Set all the material down again unchanged, without the pictures.

##### The input #####

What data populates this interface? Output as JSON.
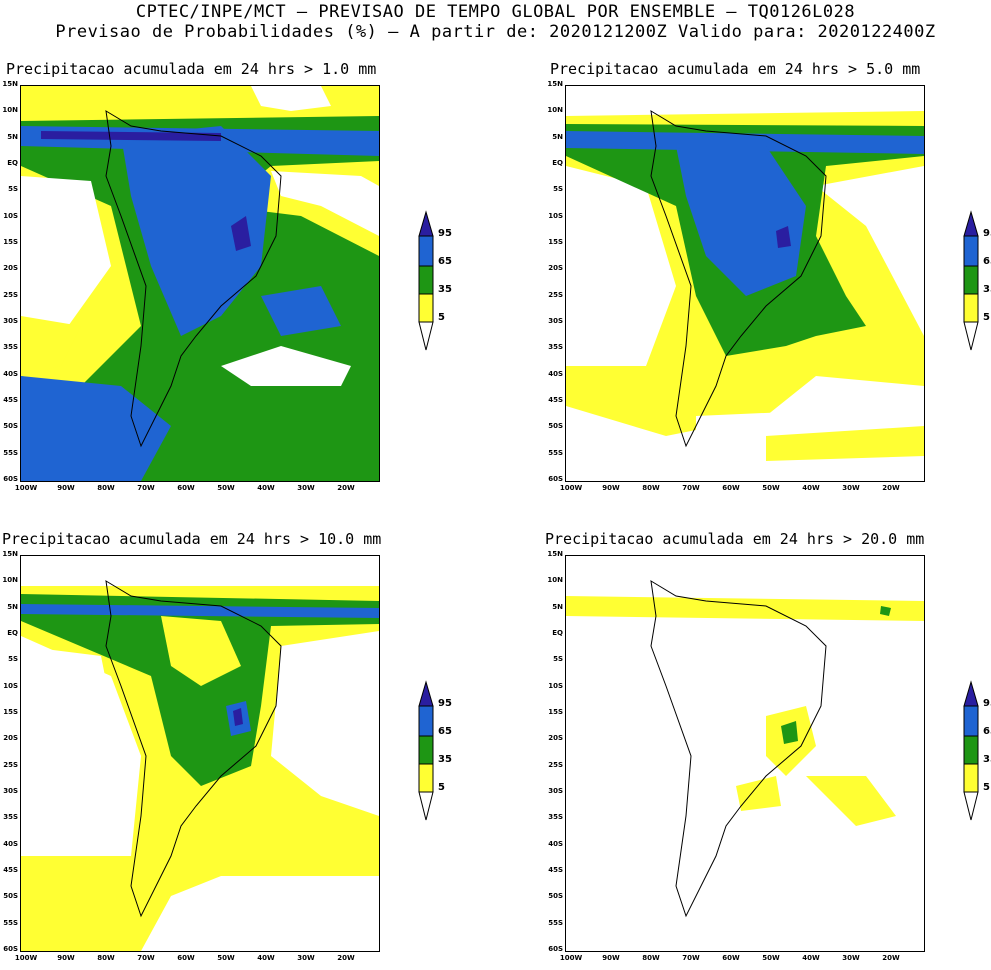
{
  "header": {
    "line1": "CPTEC/INPE/MCT – PREVISAO DE TEMPO GLOBAL POR ENSEMBLE – TQ0126L028",
    "line2": "Previsao de Probabilidades (%) –  A partir de: 2020121200Z  Valido para: 2020122400Z"
  },
  "colors": {
    "yellow": "#ffff33",
    "green": "#1e9614",
    "blue": "#1f64d2",
    "purple": "#2a1ea0",
    "white": "#ffffff"
  },
  "axes": {
    "lat_labels": [
      "15N",
      "10N",
      "5N",
      "EQ",
      "5S",
      "10S",
      "15S",
      "20S",
      "25S",
      "30S",
      "35S",
      "40S",
      "45S",
      "50S",
      "55S",
      "60S"
    ],
    "lon_labels": [
      "100W",
      "90W",
      "80W",
      "70W",
      "60W",
      "50W",
      "40W",
      "30W",
      "20W"
    ]
  },
  "legend": {
    "labels": [
      "95",
      "65",
      "35",
      "5"
    ]
  },
  "panels": [
    {
      "title": "Precipitacao acumulada em 24 hrs > 1.0 mm"
    },
    {
      "title": "Precipitacao acumulada em 24 hrs > 5.0 mm"
    },
    {
      "title": "Precipitacao acumulada em 24 hrs > 10.0 mm"
    },
    {
      "title": "Precipitacao acumulada em 24 hrs > 20.0 mm"
    }
  ]
}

#####

_Solution to this task_:
What data populates this interface? Output as JSON.
{
  "header": {
    "line1": "CPTEC/INPE/MCT – PREVISAO DE TEMPO GLOBAL POR ENSEMBLE – TQ0126L028",
    "line2": "Previsao de Probabilidades (%) –  A partir de: 2020121200Z  Valido para: 2020122400Z"
  },
  "colors": {
    "yellow": "#ffff33",
    "green": "#1e9614",
    "blue": "#1f64d2",
    "purple": "#2a1ea0",
    "white": "#ffffff"
  },
  "axes": {
    "lat_labels": [
      "15N",
      "10N",
      "5N",
      "EQ",
      "5S",
      "10S",
      "15S",
      "20S",
      "25S",
      "30S",
      "35S",
      "40S",
      "45S",
      "50S",
      "55S",
      "60S"
    ],
    "lon_labels": [
      "100W",
      "90W",
      "80W",
      "70W",
      "60W",
      "50W",
      "40W",
      "30W",
      "20W"
    ]
  },
  "legend": {
    "labels": [
      "95",
      "65",
      "35",
      "5"
    ]
  },
  "panels": [
    {
      "title": "Precipitacao acumulada em 24 hrs > 1.0 mm"
    },
    {
      "title": "Precipitacao acumulada em 24 hrs > 5.0 mm"
    },
    {
      "title": "Precipitacao acumulada em 24 hrs > 10.0 mm"
    },
    {
      "title": "Precipitacao acumulada em 24 hrs > 20.0 mm"
    }
  ]
}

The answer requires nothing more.